[Exercise brief] Go through the records and copy each line where the word "hour" occurs.

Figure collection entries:
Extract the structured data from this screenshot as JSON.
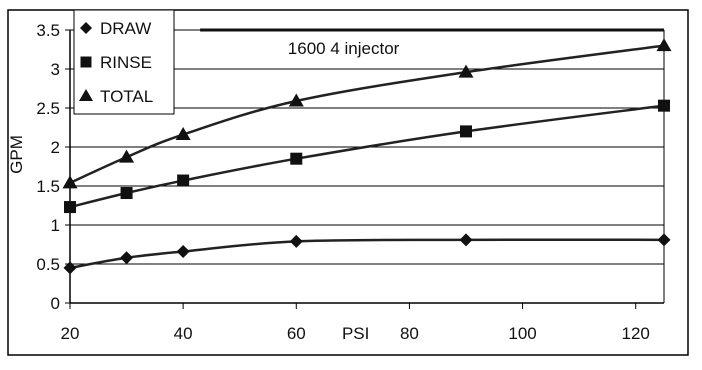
{
  "chart_data": {
    "type": "line",
    "xlabel": "PSI",
    "ylabel": "GPM",
    "xlim": [
      20,
      125
    ],
    "ylim": [
      0,
      3.5
    ],
    "x_ticks": [
      20,
      40,
      60,
      80,
      100,
      120
    ],
    "y_ticks": [
      0,
      0.5,
      1,
      1.5,
      2,
      2.5,
      3,
      3.5
    ],
    "grid": true,
    "legend_position": "top-left",
    "series": [
      {
        "name": "DRAW",
        "marker": "diamond",
        "x": [
          20,
          30,
          40,
          60,
          90,
          125
        ],
        "y": [
          0.45,
          0.58,
          0.66,
          0.79,
          0.81,
          0.81
        ]
      },
      {
        "name": "RINSE",
        "marker": "square",
        "x": [
          20,
          30,
          40,
          60,
          90,
          125
        ],
        "y": [
          1.23,
          1.41,
          1.57,
          1.85,
          2.2,
          2.53
        ]
      },
      {
        "name": "TOTAL",
        "marker": "triangle",
        "x": [
          20,
          30,
          40,
          60,
          90,
          125
        ],
        "y": [
          1.54,
          1.87,
          2.16,
          2.59,
          2.96,
          3.3
        ]
      }
    ],
    "reference_line": {
      "y": 3.5
    },
    "annotation": "1600 4 injector"
  },
  "colors": {
    "line": "#222222",
    "grid": "#000000",
    "frame": "#000000",
    "background": "#ffffff"
  }
}
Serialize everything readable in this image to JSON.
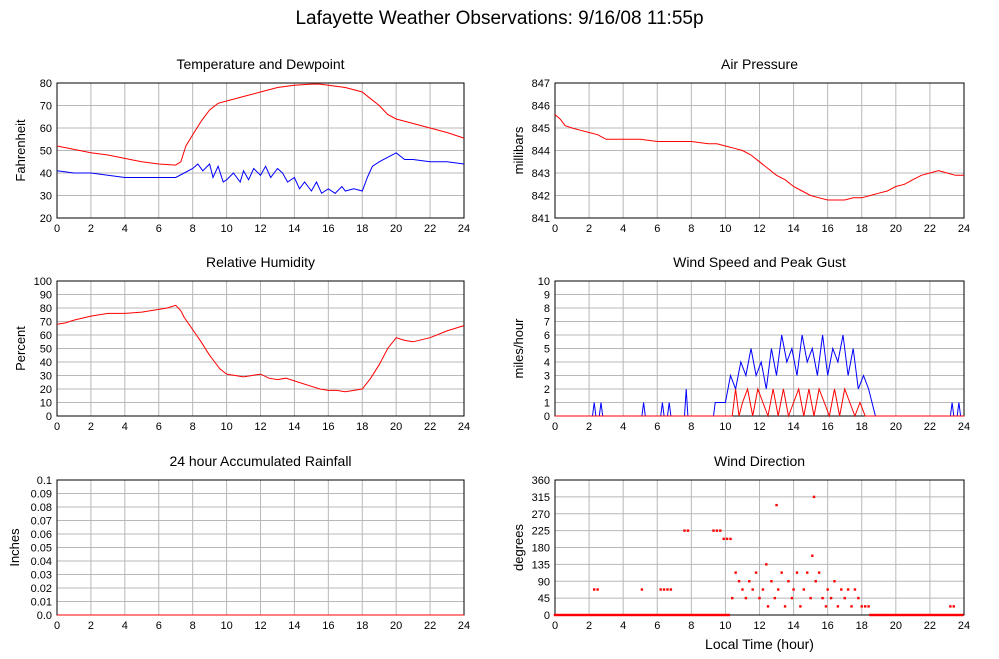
{
  "page": {
    "title": "Lafayette Weather Observations: 9/16/08 11:55p"
  },
  "chart_data": [
    {
      "id": "temp",
      "type": "line",
      "title": "Temperature and Dewpoint",
      "xlabel": "",
      "ylabel": "Fahrenheit",
      "xlim": [
        0,
        24
      ],
      "ylim": [
        20,
        80
      ],
      "xticks": [
        0,
        2,
        4,
        6,
        8,
        10,
        12,
        14,
        16,
        18,
        20,
        22,
        24
      ],
      "yticks": [
        20,
        30,
        40,
        50,
        60,
        70,
        80
      ],
      "ytick_labels": [
        "20",
        "30",
        "40",
        "50",
        "60",
        "70",
        "80"
      ],
      "grid": true,
      "series": [
        {
          "color": "#ff0000",
          "x": [
            0,
            1,
            2,
            3,
            4,
            5,
            6,
            7,
            7.3,
            7.6,
            8,
            8.5,
            9,
            9.5,
            10,
            11,
            12,
            13,
            14,
            15,
            15.5,
            16,
            17,
            18,
            18.5,
            19,
            19.5,
            20,
            21,
            22,
            23,
            24
          ],
          "y": [
            52,
            50.5,
            49,
            48,
            46.5,
            45,
            44,
            43.5,
            45,
            52,
            57,
            63,
            68,
            71,
            72,
            74,
            76,
            78,
            79,
            79.5,
            79.5,
            79,
            78,
            76,
            73,
            70,
            66,
            64,
            62,
            60,
            58,
            55.5
          ]
        },
        {
          "color": "#0000ff",
          "x": [
            0,
            1,
            2,
            3,
            4,
            5,
            6,
            7,
            7.5,
            8,
            8.3,
            8.6,
            9,
            9.2,
            9.5,
            9.8,
            10,
            10.4,
            10.8,
            11,
            11.3,
            11.6,
            12,
            12.3,
            12.6,
            13,
            13.3,
            13.6,
            14,
            14.3,
            14.6,
            15,
            15.3,
            15.6,
            16,
            16.4,
            16.8,
            17,
            17.5,
            18,
            18.3,
            18.6,
            19,
            19.5,
            20,
            20.5,
            21,
            22,
            23,
            24
          ],
          "y": [
            41,
            40,
            40,
            39,
            38,
            38,
            38,
            38,
            40,
            42,
            44,
            41,
            44,
            38,
            43,
            36,
            37,
            40,
            36,
            41,
            37,
            42,
            39,
            43,
            38,
            42,
            40,
            36,
            38,
            33,
            36,
            32,
            36,
            31,
            33,
            31,
            34,
            32,
            33,
            32,
            38,
            43,
            45,
            47,
            49,
            46,
            46,
            45,
            45,
            44
          ]
        }
      ]
    },
    {
      "id": "pressure",
      "type": "line",
      "title": "Air Pressure",
      "xlabel": "",
      "ylabel": "millibars",
      "xlim": [
        0,
        24
      ],
      "ylim": [
        841,
        847
      ],
      "xticks": [
        0,
        2,
        4,
        6,
        8,
        10,
        12,
        14,
        16,
        18,
        20,
        22,
        24
      ],
      "yticks": [
        841,
        842,
        843,
        844,
        845,
        846,
        847
      ],
      "ytick_labels": [
        "841",
        "842",
        "843",
        "844",
        "845",
        "846",
        "847"
      ],
      "grid": true,
      "series": [
        {
          "color": "#ff0000",
          "x": [
            0,
            0.3,
            0.6,
            1,
            1.5,
            2,
            2.5,
            3,
            4,
            5,
            6,
            7,
            8,
            9,
            9.5,
            10,
            10.5,
            11,
            11.5,
            12,
            12.5,
            13,
            13.5,
            14,
            14.5,
            15,
            15.5,
            16,
            16.5,
            17,
            17.5,
            18,
            18.5,
            19,
            19.5,
            20,
            20.5,
            21,
            21.5,
            22,
            22.5,
            23,
            23.5,
            24
          ],
          "y": [
            845.6,
            845.4,
            845.1,
            845,
            844.9,
            844.8,
            844.7,
            844.5,
            844.5,
            844.5,
            844.4,
            844.4,
            844.4,
            844.3,
            844.3,
            844.2,
            844.1,
            844,
            843.8,
            843.5,
            843.2,
            842.9,
            842.7,
            842.4,
            842.2,
            842,
            841.9,
            841.8,
            841.8,
            841.8,
            841.9,
            841.9,
            842,
            842.1,
            842.2,
            842.4,
            842.5,
            842.7,
            842.9,
            843,
            843.1,
            843,
            842.9,
            842.9
          ]
        }
      ]
    },
    {
      "id": "humidity",
      "type": "line",
      "title": "Relative Humidity",
      "xlabel": "",
      "ylabel": "Percent",
      "xlim": [
        0,
        24
      ],
      "ylim": [
        0,
        100
      ],
      "xticks": [
        0,
        2,
        4,
        6,
        8,
        10,
        12,
        14,
        16,
        18,
        20,
        22,
        24
      ],
      "yticks": [
        0,
        10,
        20,
        30,
        40,
        50,
        60,
        70,
        80,
        90,
        100
      ],
      "ytick_labels": [
        "0",
        "10",
        "20",
        "30",
        "40",
        "50",
        "60",
        "70",
        "80",
        "90",
        "100"
      ],
      "grid": true,
      "series": [
        {
          "color": "#ff0000",
          "x": [
            0,
            0.5,
            1,
            2,
            3,
            4,
            5,
            6,
            6.5,
            7,
            7.3,
            7.5,
            8,
            8.5,
            9,
            9.3,
            9.6,
            10,
            10.5,
            11,
            11.5,
            12,
            12.5,
            13,
            13.5,
            14,
            14.5,
            15,
            15.5,
            16,
            16.5,
            17,
            17.5,
            18,
            18.5,
            19,
            19.5,
            20,
            20.5,
            21,
            22,
            23,
            24
          ],
          "y": [
            68,
            69,
            71,
            74,
            76,
            76,
            77,
            79,
            80,
            82,
            78,
            73,
            64,
            55,
            45,
            40,
            35,
            31,
            30,
            29,
            30,
            31,
            28,
            27,
            28,
            26,
            24,
            22,
            20,
            19,
            19,
            18,
            19,
            20,
            28,
            38,
            50,
            58,
            56,
            55,
            58,
            63,
            67
          ]
        }
      ]
    },
    {
      "id": "wind",
      "type": "line",
      "title": "Wind Speed and Peak Gust",
      "xlabel": "",
      "ylabel": "miles/hour",
      "xlim": [
        0,
        24
      ],
      "ylim": [
        0,
        10
      ],
      "xticks": [
        0,
        2,
        4,
        6,
        8,
        10,
        12,
        14,
        16,
        18,
        20,
        22,
        24
      ],
      "yticks": [
        0,
        1,
        2,
        3,
        4,
        5,
        6,
        7,
        8,
        9,
        10
      ],
      "ytick_labels": [
        "0",
        "1",
        "2",
        "3",
        "4",
        "5",
        "6",
        "7",
        "8",
        "9",
        "10"
      ],
      "grid": true,
      "series": [
        {
          "color": "#0000ff",
          "x": [
            0,
            2.2,
            2.3,
            2.4,
            2.6,
            2.7,
            2.8,
            5.1,
            5.2,
            5.3,
            6.2,
            6.3,
            6.4,
            6.6,
            6.7,
            6.8,
            7.6,
            7.7,
            7.8,
            9.3,
            9.4,
            10,
            10.3,
            10.6,
            10.9,
            11.2,
            11.5,
            11.8,
            12.1,
            12.4,
            12.7,
            13,
            13.3,
            13.6,
            13.9,
            14.2,
            14.5,
            14.8,
            15.1,
            15.4,
            15.7,
            16,
            16.3,
            16.6,
            16.9,
            17.2,
            17.5,
            17.8,
            18.1,
            18.4,
            18.6,
            18.8,
            23.2,
            23.3,
            23.4,
            23.6,
            23.7,
            23.8,
            24
          ],
          "y": [
            0,
            0,
            1,
            0,
            0,
            1,
            0,
            0,
            1,
            0,
            0,
            1,
            0,
            0,
            1,
            0,
            0,
            2,
            0,
            0,
            1,
            1,
            3,
            2,
            4,
            3,
            5,
            3,
            4,
            2,
            5,
            3,
            6,
            4,
            5,
            3,
            6,
            4,
            5,
            3,
            6,
            3,
            5,
            4,
            6,
            3,
            5,
            2,
            3,
            2,
            1,
            0,
            0,
            1,
            0,
            0,
            1,
            0,
            0
          ]
        },
        {
          "color": "#ff0000",
          "x": [
            0,
            10.4,
            10.6,
            10.8,
            11,
            11.3,
            11.6,
            11.9,
            12.2,
            12.5,
            12.8,
            13.1,
            13.4,
            13.7,
            14,
            14.3,
            14.6,
            14.9,
            15.2,
            15.5,
            15.8,
            16.1,
            16.4,
            16.7,
            17,
            17.3,
            17.6,
            17.9,
            18.2,
            24
          ],
          "y": [
            0,
            0,
            2,
            0,
            1,
            2,
            0,
            2,
            1,
            0,
            2,
            0,
            2,
            0,
            1,
            2,
            0,
            2,
            0,
            2,
            1,
            0,
            2,
            0,
            2,
            1,
            0,
            1,
            0,
            0
          ]
        }
      ]
    },
    {
      "id": "rain",
      "type": "line",
      "title": "24 hour Accumulated Rainfall",
      "xlabel": "",
      "ylabel": "Inches",
      "xlim": [
        0,
        24
      ],
      "ylim": [
        0,
        0.1
      ],
      "xticks": [
        0,
        2,
        4,
        6,
        8,
        10,
        12,
        14,
        16,
        18,
        20,
        22,
        24
      ],
      "yticks": [
        0,
        0.01,
        0.02,
        0.03,
        0.04,
        0.05,
        0.06,
        0.07,
        0.08,
        0.09,
        0.1
      ],
      "ytick_labels": [
        "0.0",
        "0.01",
        "0.02",
        "0.03",
        "0.04",
        "0.05",
        "0.06",
        "0.07",
        "0.08",
        "0.09",
        "0.1"
      ],
      "grid": true,
      "series": [
        {
          "color": "#ff0000",
          "x": [
            0,
            24
          ],
          "y": [
            0,
            0
          ]
        }
      ]
    },
    {
      "id": "direction",
      "type": "scatter",
      "title": "Wind Direction",
      "xlabel": "Local Time (hour)",
      "ylabel": "degrees",
      "xlim": [
        0,
        24
      ],
      "ylim": [
        0,
        360
      ],
      "xticks": [
        0,
        2,
        4,
        6,
        8,
        10,
        12,
        14,
        16,
        18,
        20,
        22,
        24
      ],
      "yticks": [
        0,
        45,
        90,
        135,
        180,
        225,
        270,
        315,
        360
      ],
      "ytick_labels": [
        "0",
        "45",
        "90",
        "135",
        "180",
        "225",
        "270",
        "315",
        "360"
      ],
      "grid": true,
      "series": [
        {
          "color": "#ff0000",
          "points": [
            [
              2.3,
              68
            ],
            [
              2.5,
              68
            ],
            [
              5.1,
              68
            ],
            [
              6.2,
              68
            ],
            [
              6.4,
              68
            ],
            [
              6.6,
              68
            ],
            [
              6.8,
              68
            ],
            [
              7.6,
              225
            ],
            [
              7.8,
              225
            ],
            [
              9.3,
              225
            ],
            [
              9.5,
              225
            ],
            [
              9.7,
              225
            ],
            [
              9.9,
              203
            ],
            [
              10.1,
              203
            ],
            [
              10.3,
              203
            ],
            [
              10.4,
              45
            ],
            [
              10.6,
              113
            ],
            [
              10.8,
              90
            ],
            [
              11.0,
              68
            ],
            [
              11.2,
              45
            ],
            [
              11.4,
              90
            ],
            [
              11.6,
              68
            ],
            [
              11.8,
              113
            ],
            [
              12.0,
              45
            ],
            [
              12.2,
              68
            ],
            [
              12.4,
              135
            ],
            [
              12.5,
              23
            ],
            [
              12.7,
              90
            ],
            [
              12.9,
              45
            ],
            [
              13.0,
              293
            ],
            [
              13.1,
              68
            ],
            [
              13.3,
              113
            ],
            [
              13.5,
              23
            ],
            [
              13.7,
              90
            ],
            [
              13.9,
              45
            ],
            [
              14.0,
              68
            ],
            [
              14.2,
              113
            ],
            [
              14.4,
              23
            ],
            [
              14.6,
              68
            ],
            [
              14.8,
              113
            ],
            [
              15.0,
              45
            ],
            [
              15.1,
              158
            ],
            [
              15.2,
              315
            ],
            [
              15.3,
              90
            ],
            [
              15.5,
              113
            ],
            [
              15.7,
              45
            ],
            [
              15.9,
              23
            ],
            [
              16.0,
              68
            ],
            [
              16.2,
              45
            ],
            [
              16.4,
              90
            ],
            [
              16.6,
              23
            ],
            [
              16.8,
              68
            ],
            [
              17.0,
              45
            ],
            [
              17.2,
              68
            ],
            [
              17.4,
              23
            ],
            [
              17.6,
              68
            ],
            [
              17.8,
              45
            ],
            [
              18.0,
              23
            ],
            [
              18.2,
              23
            ],
            [
              18.4,
              23
            ],
            [
              23.2,
              23
            ],
            [
              23.4,
              23
            ]
          ],
          "baseline": {
            "y": 0,
            "ranges": [
              [
                0,
                10.2
              ],
              [
                18.5,
                24
              ]
            ]
          }
        }
      ]
    }
  ]
}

[Response to the task]
      "ylabel": "miles/hour",
      "title": "24 hour Accumulated Rainfall",
      "xlabel": "Local Time (hour)",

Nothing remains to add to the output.